"""

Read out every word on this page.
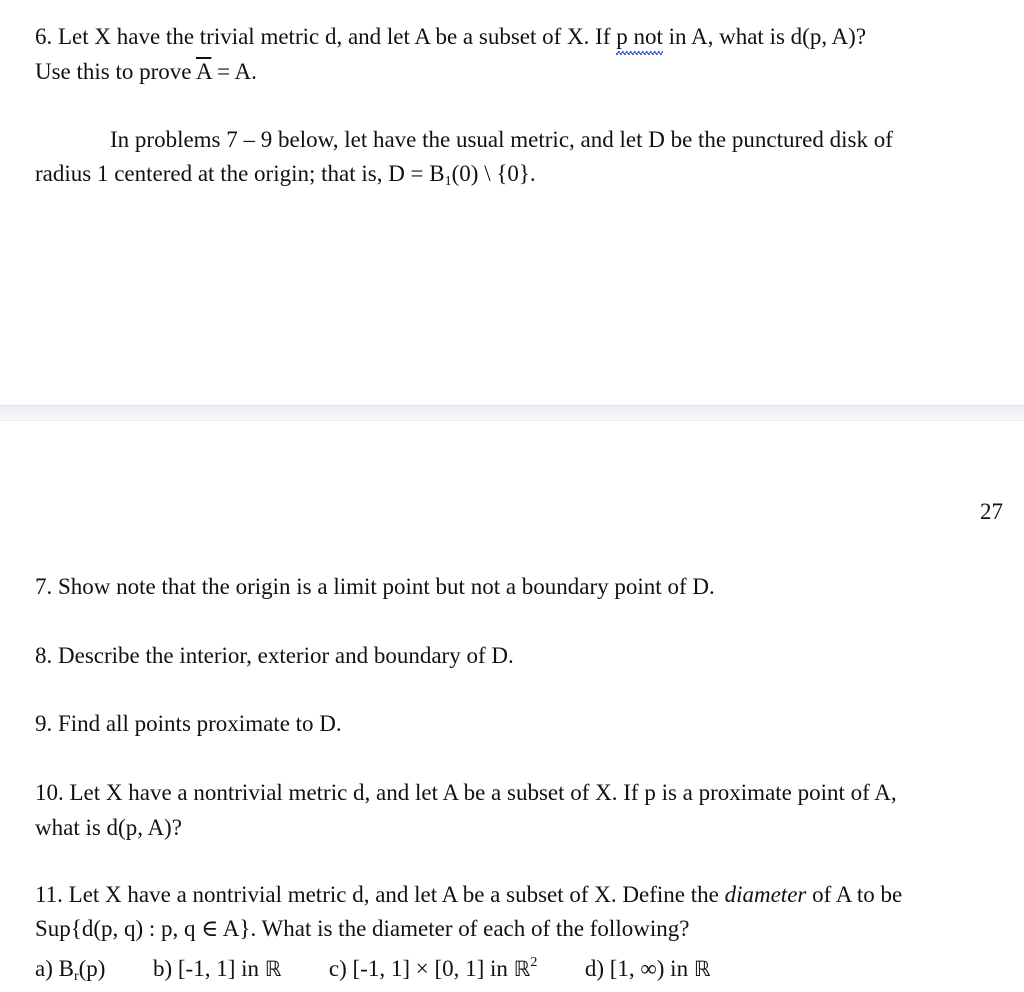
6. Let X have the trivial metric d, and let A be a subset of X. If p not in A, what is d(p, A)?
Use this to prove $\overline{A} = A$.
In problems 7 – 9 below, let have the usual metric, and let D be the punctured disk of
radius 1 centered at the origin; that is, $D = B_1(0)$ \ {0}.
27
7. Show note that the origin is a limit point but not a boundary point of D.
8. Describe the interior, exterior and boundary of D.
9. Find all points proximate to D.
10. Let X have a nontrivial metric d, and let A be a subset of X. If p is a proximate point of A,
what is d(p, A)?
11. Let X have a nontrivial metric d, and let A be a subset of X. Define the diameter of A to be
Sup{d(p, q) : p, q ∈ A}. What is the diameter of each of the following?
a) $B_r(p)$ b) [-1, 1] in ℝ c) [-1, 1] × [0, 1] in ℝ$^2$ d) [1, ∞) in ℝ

"""

*Written instruction*. All of the records need repeating exactly, except for the pictures.

*Output for this exercise*.
Read out every word on this page.
6. Let X have the trivial metric d, and let A be a subset of X. If p not in A, what is d(p, A)?
Use this to prove $\overline{A} = A$.
In problems 7 – 9 below, let have the usual metric, and let D be the punctured disk of
radius 1 centered at the origin; that is, $D = B_1(0)$ \ {0}.
27
7. Show note that the origin is a limit point but not a boundary point of D.
8. Describe the interior, exterior and boundary of D.
9. Find all points proximate to D.
10. Let X have a nontrivial metric d, and let A be a subset of X. If p is a proximate point of A,
what is d(p, A)?
11. Let X have a nontrivial metric d, and let A be a subset of X. Define the diameter of A to be
Sup{d(p, q) : p, q ∈ A}. What is the diameter of each of the following?
a) $B_r(p)$ b) [-1, 1] in ℝ c) [-1, 1] × [0, 1] in ℝ$^2$ d) [1, ∞) in ℝ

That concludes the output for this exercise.